___ INPUT ___

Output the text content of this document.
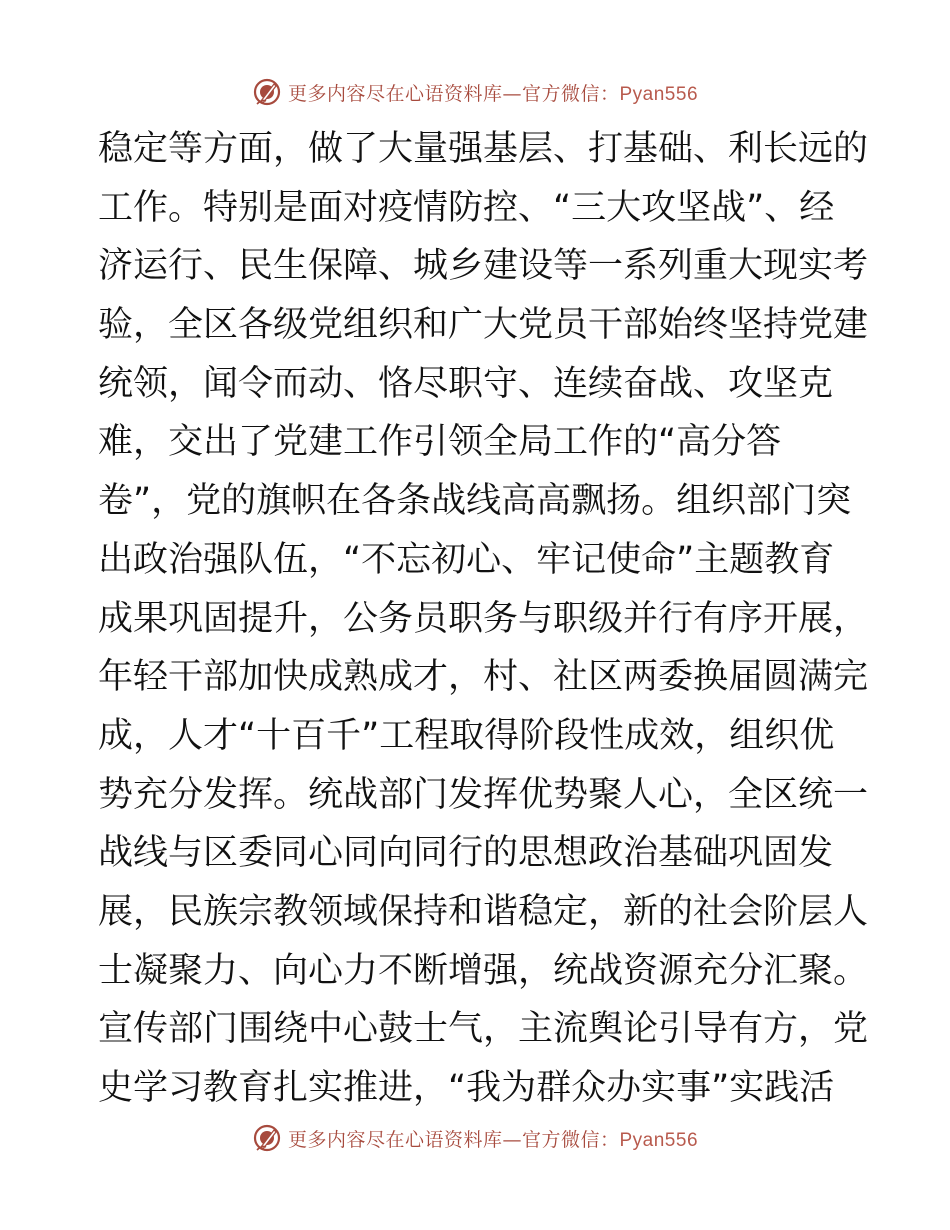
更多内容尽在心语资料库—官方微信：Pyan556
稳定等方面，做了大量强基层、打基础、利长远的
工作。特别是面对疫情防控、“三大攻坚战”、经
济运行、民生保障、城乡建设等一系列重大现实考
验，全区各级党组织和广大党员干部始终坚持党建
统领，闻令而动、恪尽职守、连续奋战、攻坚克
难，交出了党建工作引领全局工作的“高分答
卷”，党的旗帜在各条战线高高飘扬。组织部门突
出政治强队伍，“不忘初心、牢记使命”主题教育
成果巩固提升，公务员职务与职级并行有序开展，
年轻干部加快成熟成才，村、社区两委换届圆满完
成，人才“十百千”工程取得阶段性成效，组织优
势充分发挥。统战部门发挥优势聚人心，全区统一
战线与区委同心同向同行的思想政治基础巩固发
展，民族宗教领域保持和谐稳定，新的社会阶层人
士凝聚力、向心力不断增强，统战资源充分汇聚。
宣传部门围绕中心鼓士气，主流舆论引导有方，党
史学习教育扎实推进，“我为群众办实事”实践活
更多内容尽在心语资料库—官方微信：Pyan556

___

Each entry should be repeated exactly as it appears; the pictures stay out.

Output the text content of this document.
更多内容尽在心语资料库—官方微信：Pyan556
稳定等方面，做了大量强基层、打基础、利长远的
工作。特别是面对疫情防控、“三大攻坚战”、经
济运行、民生保障、城乡建设等一系列重大现实考
验，全区各级党组织和广大党员干部始终坚持党建
统领，闻令而动、恪尽职守、连续奋战、攻坚克
难，交出了党建工作引领全局工作的“高分答
卷”，党的旗帜在各条战线高高飘扬。组织部门突
出政治强队伍，“不忘初心、牢记使命”主题教育
成果巩固提升，公务员职务与职级并行有序开展，
年轻干部加快成熟成才，村、社区两委换届圆满完
成，人才“十百千”工程取得阶段性成效，组织优
势充分发挥。统战部门发挥优势聚人心，全区统一
战线与区委同心同向同行的思想政治基础巩固发
展，民族宗教领域保持和谐稳定，新的社会阶层人
士凝聚力、向心力不断增强，统战资源充分汇聚。
宣传部门围绕中心鼓士气，主流舆论引导有方，党
史学习教育扎实推进，“我为群众办实事”实践活
更多内容尽在心语资料库—官方微信：Pyan556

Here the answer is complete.